> _Task objective_
Quote, verbatim, all material below, without pictures.

□ □ □ □ □ □ □

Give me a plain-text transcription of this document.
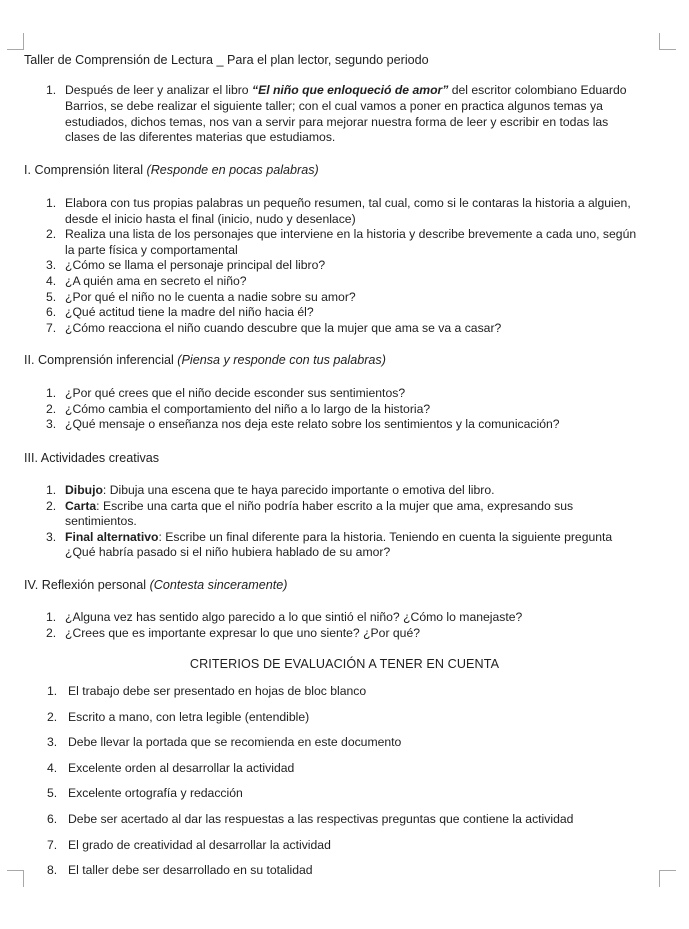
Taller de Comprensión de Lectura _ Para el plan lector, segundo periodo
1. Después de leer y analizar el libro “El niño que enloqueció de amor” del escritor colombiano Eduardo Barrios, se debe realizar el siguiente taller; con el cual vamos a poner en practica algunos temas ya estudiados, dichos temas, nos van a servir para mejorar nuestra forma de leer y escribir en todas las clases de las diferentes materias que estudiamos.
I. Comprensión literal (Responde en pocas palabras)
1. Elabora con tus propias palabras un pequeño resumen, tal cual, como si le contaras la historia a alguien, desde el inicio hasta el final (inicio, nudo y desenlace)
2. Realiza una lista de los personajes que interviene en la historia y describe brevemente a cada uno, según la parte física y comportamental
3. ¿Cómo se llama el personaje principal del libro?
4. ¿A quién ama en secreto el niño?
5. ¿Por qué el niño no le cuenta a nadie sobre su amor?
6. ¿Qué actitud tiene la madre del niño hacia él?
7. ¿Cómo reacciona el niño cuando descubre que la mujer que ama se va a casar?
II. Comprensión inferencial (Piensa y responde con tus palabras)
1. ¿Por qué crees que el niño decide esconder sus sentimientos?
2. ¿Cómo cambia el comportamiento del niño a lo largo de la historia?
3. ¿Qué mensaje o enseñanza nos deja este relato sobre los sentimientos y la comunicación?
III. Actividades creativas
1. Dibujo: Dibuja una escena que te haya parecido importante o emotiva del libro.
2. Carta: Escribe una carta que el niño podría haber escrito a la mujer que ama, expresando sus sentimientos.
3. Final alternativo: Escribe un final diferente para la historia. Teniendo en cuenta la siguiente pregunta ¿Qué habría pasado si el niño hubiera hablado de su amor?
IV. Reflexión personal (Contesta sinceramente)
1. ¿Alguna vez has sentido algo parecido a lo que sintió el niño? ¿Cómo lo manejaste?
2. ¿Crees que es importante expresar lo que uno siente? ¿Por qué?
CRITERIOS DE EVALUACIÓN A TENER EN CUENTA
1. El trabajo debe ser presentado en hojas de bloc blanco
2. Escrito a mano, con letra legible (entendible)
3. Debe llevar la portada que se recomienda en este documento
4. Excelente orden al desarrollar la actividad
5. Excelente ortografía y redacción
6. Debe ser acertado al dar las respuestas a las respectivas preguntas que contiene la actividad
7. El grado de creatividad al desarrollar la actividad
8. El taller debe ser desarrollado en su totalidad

□ □ □ □ □ □ □

> _Expected answer_
Give me a plain-text transcription of this document.
Taller de Comprensión de Lectura _ Para el plan lector, segundo periodo
1. Después de leer y analizar el libro “El niño que enloqueció de amor” del escritor colombiano Eduardo Barrios, se debe realizar el siguiente taller; con el cual vamos a poner en practica algunos temas ya estudiados, dichos temas, nos van a servir para mejorar nuestra forma de leer y escribir en todas las clases de las diferentes materias que estudiamos.
I. Comprensión literal (Responde en pocas palabras)
1. Elabora con tus propias palabras un pequeño resumen, tal cual, como si le contaras la historia a alguien, desde el inicio hasta el final (inicio, nudo y desenlace)
2. Realiza una lista de los personajes que interviene en la historia y describe brevemente a cada uno, según la parte física y comportamental
3. ¿Cómo se llama el personaje principal del libro?
4. ¿A quién ama en secreto el niño?
5. ¿Por qué el niño no le cuenta a nadie sobre su amor?
6. ¿Qué actitud tiene la madre del niño hacia él?
7. ¿Cómo reacciona el niño cuando descubre que la mujer que ama se va a casar?
II. Comprensión inferencial (Piensa y responde con tus palabras)
1. ¿Por qué crees que el niño decide esconder sus sentimientos?
2. ¿Cómo cambia el comportamiento del niño a lo largo de la historia?
3. ¿Qué mensaje o enseñanza nos deja este relato sobre los sentimientos y la comunicación?
III. Actividades creativas
1. Dibujo: Dibuja una escena que te haya parecido importante o emotiva del libro.
2. Carta: Escribe una carta que el niño podría haber escrito a la mujer que ama, expresando sus sentimientos.
3. Final alternativo: Escribe un final diferente para la historia. Teniendo en cuenta la siguiente pregunta ¿Qué habría pasado si el niño hubiera hablado de su amor?
IV. Reflexión personal (Contesta sinceramente)
1. ¿Alguna vez has sentido algo parecido a lo que sintió el niño? ¿Cómo lo manejaste?
2. ¿Crees que es importante expresar lo que uno siente? ¿Por qué?
CRITERIOS DE EVALUACIÓN A TENER EN CUENTA
1. El trabajo debe ser presentado en hojas de bloc blanco
2. Escrito a mano, con letra legible (entendible)
3. Debe llevar la portada que se recomienda en este documento
4. Excelente orden al desarrollar la actividad
5. Excelente ortografía y redacción
6. Debe ser acertado al dar las respuestas a las respectivas preguntas que contiene la actividad
7. El grado de creatividad al desarrollar la actividad
8. El taller debe ser desarrollado en su totalidad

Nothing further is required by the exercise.